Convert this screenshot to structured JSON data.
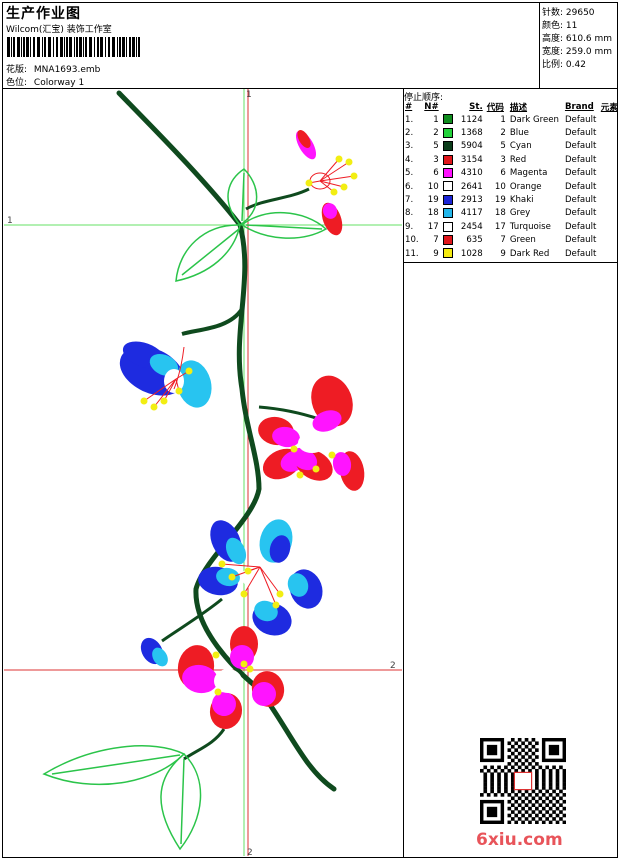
{
  "header": {
    "title": "生产作业图",
    "company": "Wilcom(汇宝) 装饰工作室"
  },
  "design_info": {
    "pattern_label": "花版:",
    "pattern_value": "MNA1693.emb",
    "colorway_label": "色位:",
    "colorway_value": "Colorway 1"
  },
  "stats": {
    "stitches": "针数: 29650",
    "colors": "颜色: 11",
    "height": "高度: 610.6 mm",
    "width": "宽度: 259.0 mm",
    "scale": "比例: 0.42"
  },
  "stop_sequence": {
    "title": "停止顺序:",
    "headers": [
      "#",
      "N#",
      "",
      "St.",
      "代码",
      "描述",
      "Brand",
      "元素"
    ],
    "rows": [
      {
        "idx": "1.",
        "n": "1",
        "color": "#0f8c1e",
        "st": "1124",
        "code": "1",
        "desc": "Dark Green",
        "brand": "Default"
      },
      {
        "idx": "2.",
        "n": "2",
        "color": "#22d23a",
        "st": "1368",
        "code": "2",
        "desc": "Blue",
        "brand": "Default"
      },
      {
        "idx": "3.",
        "n": "5",
        "color": "#0b3d1a",
        "st": "5904",
        "code": "5",
        "desc": "Cyan",
        "brand": "Default"
      },
      {
        "idx": "4.",
        "n": "3",
        "color": "#e0161b",
        "st": "3154",
        "code": "3",
        "desc": "Red",
        "brand": "Default"
      },
      {
        "idx": "5.",
        "n": "6",
        "color": "#ff10ff",
        "st": "4310",
        "code": "6",
        "desc": "Magenta",
        "brand": "Default"
      },
      {
        "idx": "6.",
        "n": "10",
        "color": "#ffffff",
        "st": "2641",
        "code": "10",
        "desc": "Orange",
        "brand": "Default"
      },
      {
        "idx": "7.",
        "n": "19",
        "color": "#1a24d6",
        "st": "2913",
        "code": "19",
        "desc": "Khaki",
        "brand": "Default"
      },
      {
        "idx": "8.",
        "n": "18",
        "color": "#22b6ea",
        "st": "4117",
        "code": "18",
        "desc": "Grey",
        "brand": "Default"
      },
      {
        "idx": "9.",
        "n": "17",
        "color": "#ffffff",
        "st": "2454",
        "code": "17",
        "desc": "Turquoise",
        "brand": "Default"
      },
      {
        "idx": "10.",
        "n": "7",
        "color": "#e0161b",
        "st": "635",
        "code": "7",
        "desc": "Green",
        "brand": "Default"
      },
      {
        "idx": "11.",
        "n": "9",
        "color": "#f4ea10",
        "st": "1028",
        "code": "9",
        "desc": "Dark Red",
        "brand": "Default"
      }
    ]
  },
  "canvas": {
    "guide_top": "1",
    "guide_left": "1",
    "guide_right": "2",
    "guide_bottom": "2"
  },
  "colors": {
    "dark_green": "#0f4a1e",
    "leaf_green": "#2bc44a",
    "red": "#ee1c24",
    "magenta": "#ff14ff",
    "blue": "#1e2be0",
    "cyan": "#28c4f0",
    "yellow": "#f2ee12",
    "guide_green": "#66e066",
    "guide_red": "#dd3333"
  },
  "watermark": "6xiu.com"
}
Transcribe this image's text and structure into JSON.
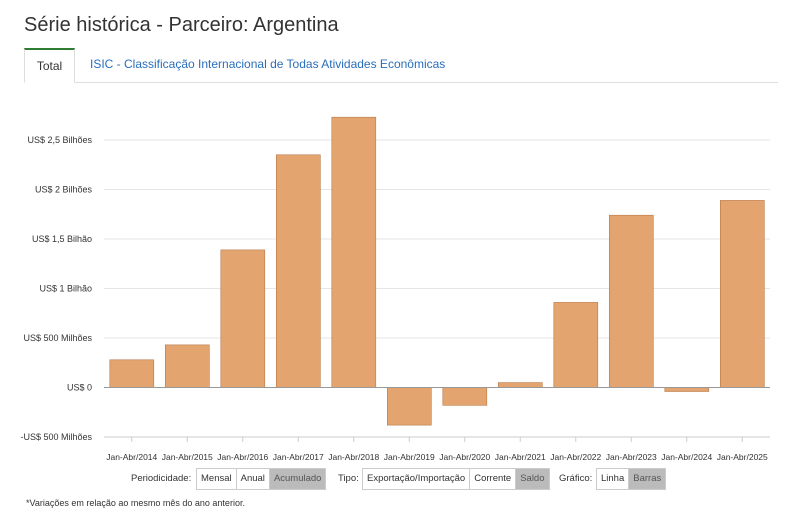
{
  "title": "Série histórica - Parceiro: Argentina",
  "tabs": [
    {
      "label": "Total"
    },
    {
      "label": "ISIC - Classificação Internacional de Todas Atividades Econômicas"
    }
  ],
  "controls": {
    "periodicidade": {
      "label": "Periodicidade:",
      "options": [
        "Mensal",
        "Anual",
        "Acumulado"
      ],
      "selected": "Acumulado"
    },
    "tipo": {
      "label": "Tipo:",
      "options": [
        "Exportação/Importação",
        "Corrente",
        "Saldo"
      ],
      "selected": "Saldo"
    },
    "grafico": {
      "label": "Gráfico:",
      "options": [
        "Linha",
        "Barras"
      ],
      "selected": "Barras"
    }
  },
  "footnote": "*Variações em relação ao mesmo mês do ano anterior.",
  "colors": {
    "bar": "#e3a46f",
    "bar_stroke": "#b87a4a",
    "accent": "#2e7d32",
    "link": "#2a6ebb"
  },
  "chart_data": {
    "type": "bar",
    "categories": [
      "Jan-Abr/2014",
      "Jan-Abr/2015",
      "Jan-Abr/2016",
      "Jan-Abr/2017",
      "Jan-Abr/2018",
      "Jan-Abr/2019",
      "Jan-Abr/2020",
      "Jan-Abr/2021",
      "Jan-Abr/2022",
      "Jan-Abr/2023",
      "Jan-Abr/2024",
      "Jan-Abr/2025"
    ],
    "values": [
      0.28,
      0.43,
      1.39,
      2.35,
      2.73,
      -0.38,
      -0.18,
      0.05,
      0.86,
      1.74,
      -0.04,
      1.89
    ],
    "unit": "bilhões de US$",
    "ylim": [
      -0.5,
      2.5
    ],
    "yticks": [
      {
        "value": 2.5,
        "label": "US$ 2,5 Bilhões"
      },
      {
        "value": 2.0,
        "label": "US$ 2 Bilhões"
      },
      {
        "value": 1.5,
        "label": "US$ 1,5 Bilhão"
      },
      {
        "value": 1.0,
        "label": "US$ 1 Bilhão"
      },
      {
        "value": 0.5,
        "label": "US$ 500 Milhões"
      },
      {
        "value": 0.0,
        "label": "US$ 0"
      },
      {
        "value": -0.5,
        "label": "-US$ 500 Milhões"
      }
    ],
    "grid": true,
    "legend": "none"
  }
}
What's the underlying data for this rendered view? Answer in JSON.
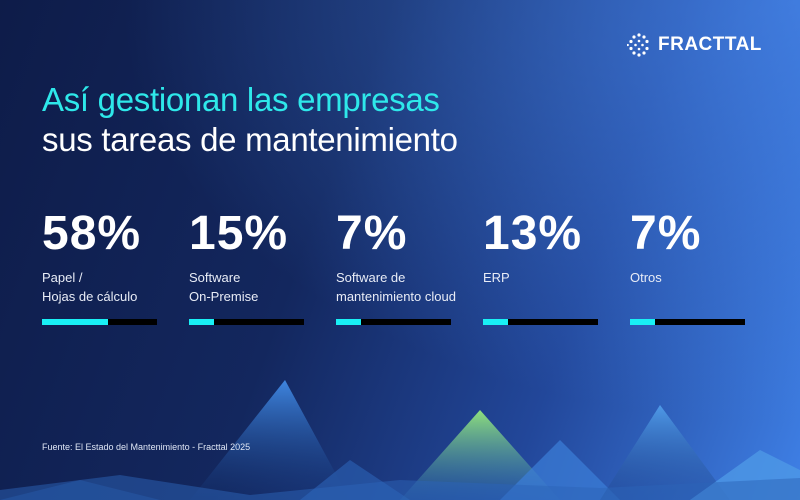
{
  "brand": {
    "name": "FRACTTAL",
    "icon": "dotted-circle-logo-icon"
  },
  "title": {
    "line1": "Así gestionan las empresas",
    "line2": "sus tareas de mantenimiento"
  },
  "colors": {
    "accent": "#2ee8ea",
    "bar_fill": "#19f0f5",
    "bar_track": "#000000",
    "background_dark": "#0e1c49",
    "background_light": "#3f80e6"
  },
  "stats": [
    {
      "value": "58%",
      "label_line1": "Papel /",
      "label_line2": "Hojas de cálculo",
      "bar_fill": 0.57
    },
    {
      "value": "15%",
      "label_line1": "Software",
      "label_line2": "On-Premise",
      "bar_fill": 0.22
    },
    {
      "value": "7%",
      "label_line1": "Software de",
      "label_line2": "mantenimiento cloud",
      "bar_fill": 0.22
    },
    {
      "value": "13%",
      "label_line1": "ERP",
      "label_line2": "",
      "bar_fill": 0.22
    },
    {
      "value": "7%",
      "label_line1": "Otros",
      "label_line2": "",
      "bar_fill": 0.22
    }
  ],
  "source": "Fuente: El Estado del Mantenimiento - Fracttal 2025",
  "chart_data": {
    "type": "bar",
    "title": "Así gestionan las empresas sus tareas de mantenimiento",
    "categories": [
      "Papel / Hojas de cálculo",
      "Software On-Premise",
      "Software de mantenimiento cloud",
      "ERP",
      "Otros"
    ],
    "values": [
      58,
      15,
      7,
      13,
      7
    ],
    "unit": "%"
  }
}
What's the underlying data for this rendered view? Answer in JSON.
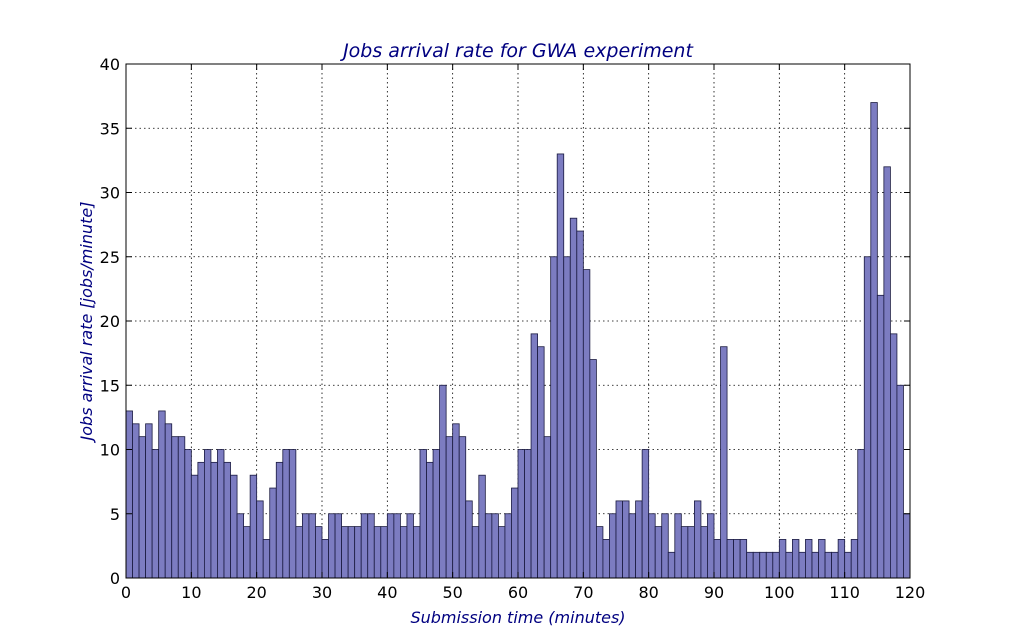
{
  "chart_data": {
    "type": "bar",
    "title": "Jobs arrival rate for GWA experiment",
    "xlabel": "Submission time (minutes)",
    "ylabel": "Jobs arrival rate [jobs/minute]",
    "xlim": [
      0,
      120
    ],
    "ylim": [
      0,
      40
    ],
    "xticks": [
      0,
      10,
      20,
      30,
      40,
      50,
      60,
      70,
      80,
      90,
      100,
      110,
      120
    ],
    "yticks": [
      0,
      5,
      10,
      15,
      20,
      25,
      30,
      35,
      40
    ],
    "grid": true,
    "bin_width": 1,
    "x": [
      0,
      1,
      2,
      3,
      4,
      5,
      6,
      7,
      8,
      9,
      10,
      11,
      12,
      13,
      14,
      15,
      16,
      17,
      18,
      19,
      20,
      21,
      22,
      23,
      24,
      25,
      26,
      27,
      28,
      29,
      30,
      31,
      32,
      33,
      34,
      35,
      36,
      37,
      38,
      39,
      40,
      41,
      42,
      43,
      44,
      45,
      46,
      47,
      48,
      49,
      50,
      51,
      52,
      53,
      54,
      55,
      56,
      57,
      58,
      59,
      60,
      61,
      62,
      63,
      64,
      65,
      66,
      67,
      68,
      69,
      70,
      71,
      72,
      73,
      74,
      75,
      76,
      77,
      78,
      79,
      80,
      81,
      82,
      83,
      84,
      85,
      86,
      87,
      88,
      89,
      90,
      91,
      92,
      93,
      94,
      95,
      96,
      97,
      98,
      99,
      100,
      101,
      102,
      103,
      104,
      105,
      106,
      107,
      108,
      109,
      110,
      111,
      112,
      113,
      114,
      115,
      116,
      117,
      118,
      119
    ],
    "values": [
      13,
      12,
      11,
      12,
      10,
      13,
      12,
      11,
      11,
      10,
      8,
      9,
      10,
      9,
      10,
      9,
      8,
      5,
      4,
      8,
      6,
      3,
      7,
      9,
      10,
      10,
      4,
      5,
      5,
      4,
      3,
      5,
      5,
      4,
      4,
      4,
      5,
      5,
      4,
      4,
      5,
      5,
      4,
      5,
      4,
      10,
      9,
      10,
      15,
      11,
      12,
      11,
      6,
      4,
      8,
      5,
      5,
      4,
      5,
      7,
      10,
      10,
      19,
      18,
      11,
      25,
      33,
      25,
      28,
      27,
      24,
      17,
      4,
      3,
      5,
      6,
      6,
      5,
      6,
      10,
      5,
      4,
      5,
      2,
      5,
      4,
      4,
      6,
      4,
      5,
      3,
      18,
      3,
      3,
      3,
      2,
      2,
      2,
      2,
      2,
      3,
      2,
      3,
      2,
      3,
      2,
      3,
      2,
      2,
      3,
      2,
      3,
      10,
      25,
      37,
      22,
      32,
      19,
      15,
      5
    ]
  }
}
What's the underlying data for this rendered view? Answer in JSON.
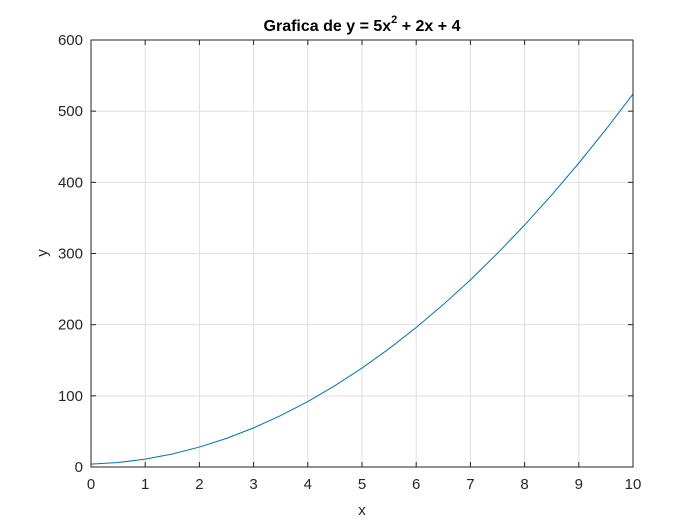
{
  "chart_data": {
    "type": "line",
    "title": {
      "prefix": "Grafica de y = 5x",
      "superscript": "2",
      "suffix": " + 2x + 4"
    },
    "xlabel": "x",
    "ylabel": "y",
    "xlim": [
      0,
      10
    ],
    "ylim": [
      0,
      600
    ],
    "xticks": [
      0,
      1,
      2,
      3,
      4,
      5,
      6,
      7,
      8,
      9,
      10
    ],
    "yticks": [
      0,
      100,
      200,
      300,
      400,
      500,
      600
    ],
    "grid": true,
    "series": [
      {
        "color": "#0072BD",
        "x": [
          0,
          0.5,
          1,
          1.5,
          2,
          2.5,
          3,
          3.5,
          4,
          4.5,
          5,
          5.5,
          6,
          6.5,
          7,
          7.5,
          8,
          8.5,
          9,
          9.5,
          10
        ],
        "y": [
          4,
          6.25,
          11,
          18.25,
          28,
          40.25,
          55,
          72.25,
          92,
          114.25,
          139,
          166.25,
          196,
          228.25,
          263,
          300.25,
          340,
          382.25,
          427,
          474.25,
          524
        ]
      }
    ]
  },
  "colors": {
    "grid": "#dfdfdf",
    "axes": "#262626",
    "background": "#ffffff"
  }
}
····················
● TASK DETAILS
Scan the entries above. Copy each line that has the string "empresas".

● RESPONSE TO THE EXERCISE
    "line1": "Así gestionan las empresas",
    "title": "Así gestionan las empresas sus tareas de mantenimiento",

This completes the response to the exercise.